## Problem to solve
Pull every line with the word "Competent" out of the entries below.

---+---

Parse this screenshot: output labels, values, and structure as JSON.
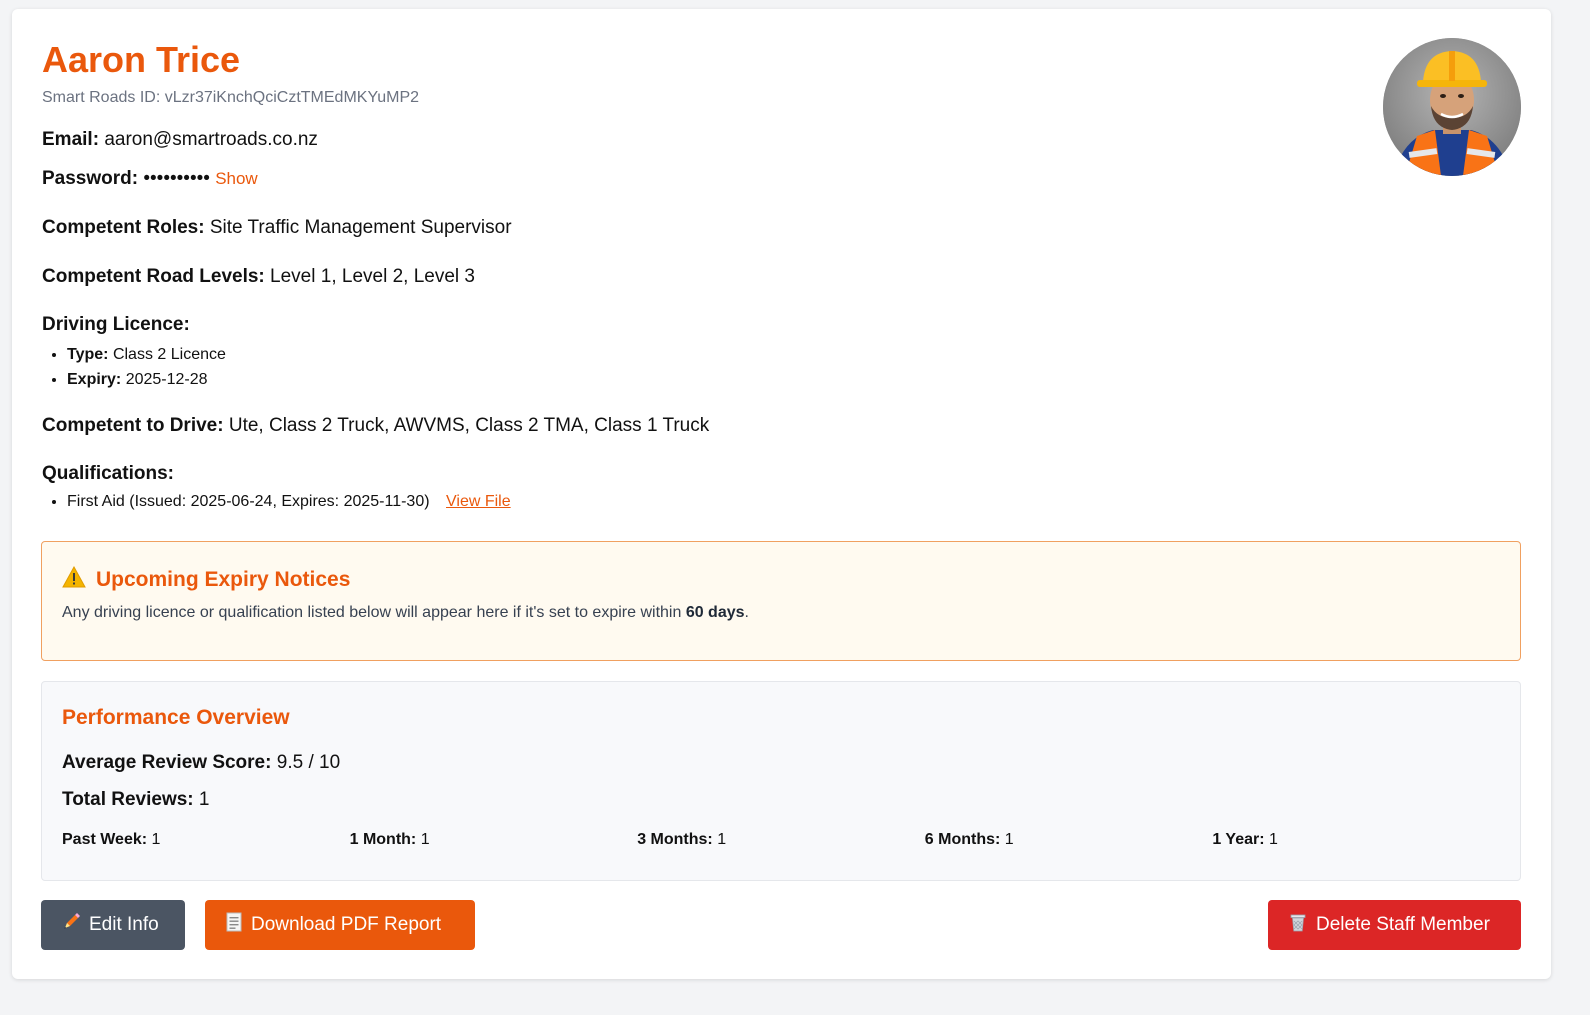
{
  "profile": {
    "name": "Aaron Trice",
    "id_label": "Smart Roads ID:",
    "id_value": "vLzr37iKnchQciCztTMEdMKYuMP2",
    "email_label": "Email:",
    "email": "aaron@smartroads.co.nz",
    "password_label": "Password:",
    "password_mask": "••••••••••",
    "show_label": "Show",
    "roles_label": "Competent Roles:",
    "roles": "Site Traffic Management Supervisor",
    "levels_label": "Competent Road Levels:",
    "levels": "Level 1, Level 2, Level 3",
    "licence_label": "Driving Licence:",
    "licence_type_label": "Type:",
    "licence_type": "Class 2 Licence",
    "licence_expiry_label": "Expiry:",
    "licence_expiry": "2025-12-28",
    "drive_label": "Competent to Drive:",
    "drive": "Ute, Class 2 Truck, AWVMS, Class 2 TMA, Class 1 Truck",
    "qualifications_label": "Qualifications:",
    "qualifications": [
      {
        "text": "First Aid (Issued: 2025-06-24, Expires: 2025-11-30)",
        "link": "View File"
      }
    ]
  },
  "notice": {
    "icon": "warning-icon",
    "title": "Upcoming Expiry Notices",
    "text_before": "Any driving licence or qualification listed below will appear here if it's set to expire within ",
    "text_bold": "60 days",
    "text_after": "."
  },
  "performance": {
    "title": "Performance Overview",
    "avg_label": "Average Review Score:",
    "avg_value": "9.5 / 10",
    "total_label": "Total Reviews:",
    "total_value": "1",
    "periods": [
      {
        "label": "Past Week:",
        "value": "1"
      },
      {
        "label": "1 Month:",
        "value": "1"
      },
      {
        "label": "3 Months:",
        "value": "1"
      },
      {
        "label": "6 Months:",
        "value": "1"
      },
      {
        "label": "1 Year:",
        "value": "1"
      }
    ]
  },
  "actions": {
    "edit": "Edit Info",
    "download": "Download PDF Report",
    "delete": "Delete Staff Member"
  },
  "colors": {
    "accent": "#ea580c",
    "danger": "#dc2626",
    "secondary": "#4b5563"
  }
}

---+---

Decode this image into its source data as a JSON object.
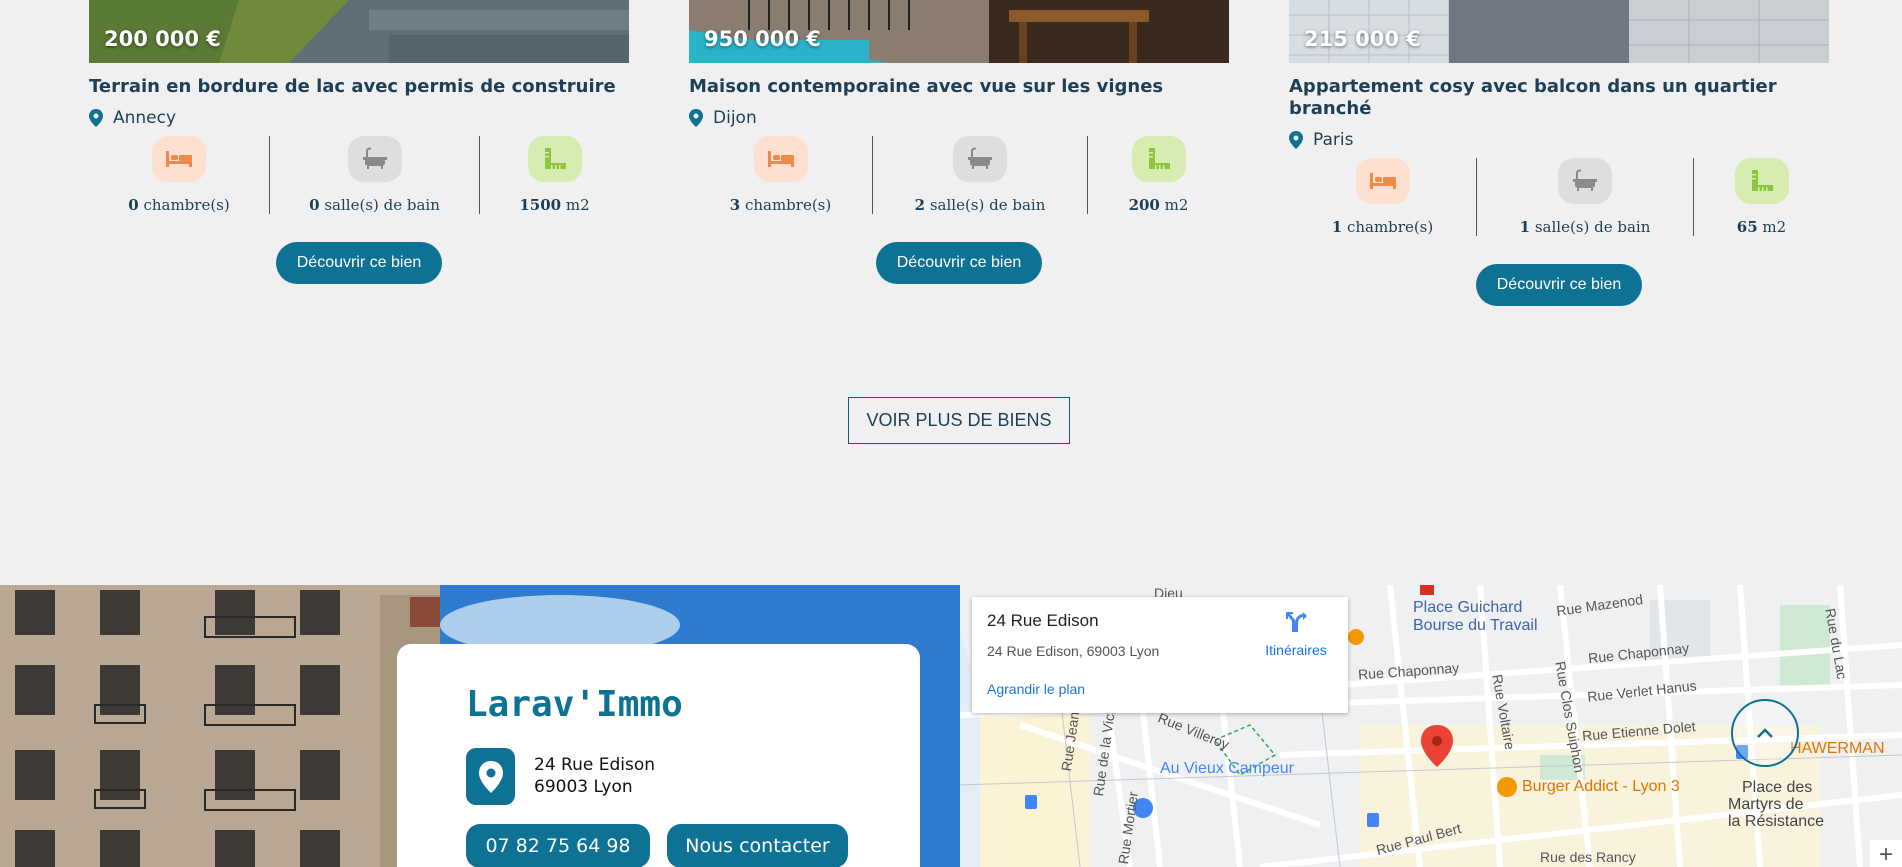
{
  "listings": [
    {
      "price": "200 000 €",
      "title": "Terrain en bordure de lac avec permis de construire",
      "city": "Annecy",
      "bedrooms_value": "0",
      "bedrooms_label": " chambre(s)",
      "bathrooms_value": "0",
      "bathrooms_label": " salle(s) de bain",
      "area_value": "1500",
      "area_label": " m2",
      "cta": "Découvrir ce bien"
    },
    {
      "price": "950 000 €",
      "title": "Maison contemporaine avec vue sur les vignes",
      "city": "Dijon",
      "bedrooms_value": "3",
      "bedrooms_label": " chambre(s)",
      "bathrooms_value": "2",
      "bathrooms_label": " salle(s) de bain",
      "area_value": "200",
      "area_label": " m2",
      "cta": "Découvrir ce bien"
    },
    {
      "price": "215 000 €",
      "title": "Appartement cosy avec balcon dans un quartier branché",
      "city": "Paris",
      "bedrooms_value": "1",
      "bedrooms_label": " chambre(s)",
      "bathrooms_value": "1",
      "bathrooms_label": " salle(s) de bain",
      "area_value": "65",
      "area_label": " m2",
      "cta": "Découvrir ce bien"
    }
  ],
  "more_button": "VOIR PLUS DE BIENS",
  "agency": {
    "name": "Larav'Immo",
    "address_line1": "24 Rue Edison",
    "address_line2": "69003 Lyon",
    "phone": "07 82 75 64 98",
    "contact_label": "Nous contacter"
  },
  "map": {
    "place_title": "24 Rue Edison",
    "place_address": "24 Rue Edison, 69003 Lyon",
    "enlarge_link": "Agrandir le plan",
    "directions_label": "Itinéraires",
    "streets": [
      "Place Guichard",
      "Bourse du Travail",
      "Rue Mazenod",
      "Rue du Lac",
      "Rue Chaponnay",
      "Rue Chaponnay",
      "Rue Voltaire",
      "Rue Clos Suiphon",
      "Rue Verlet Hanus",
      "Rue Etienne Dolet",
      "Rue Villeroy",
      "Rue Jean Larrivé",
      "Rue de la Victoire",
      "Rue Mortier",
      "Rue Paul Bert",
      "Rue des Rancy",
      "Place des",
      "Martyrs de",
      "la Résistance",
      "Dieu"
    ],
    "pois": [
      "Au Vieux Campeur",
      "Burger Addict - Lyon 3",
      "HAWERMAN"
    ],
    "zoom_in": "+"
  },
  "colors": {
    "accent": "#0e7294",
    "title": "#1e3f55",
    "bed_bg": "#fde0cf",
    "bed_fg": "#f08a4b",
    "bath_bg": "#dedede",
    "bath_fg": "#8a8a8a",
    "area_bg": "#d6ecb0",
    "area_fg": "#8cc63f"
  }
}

---+---

## Exercise response
    "roles_label": "Competent Roles:",
    "levels_label": "Competent Road Levels:",
    "drive_label": "Competent to Drive:",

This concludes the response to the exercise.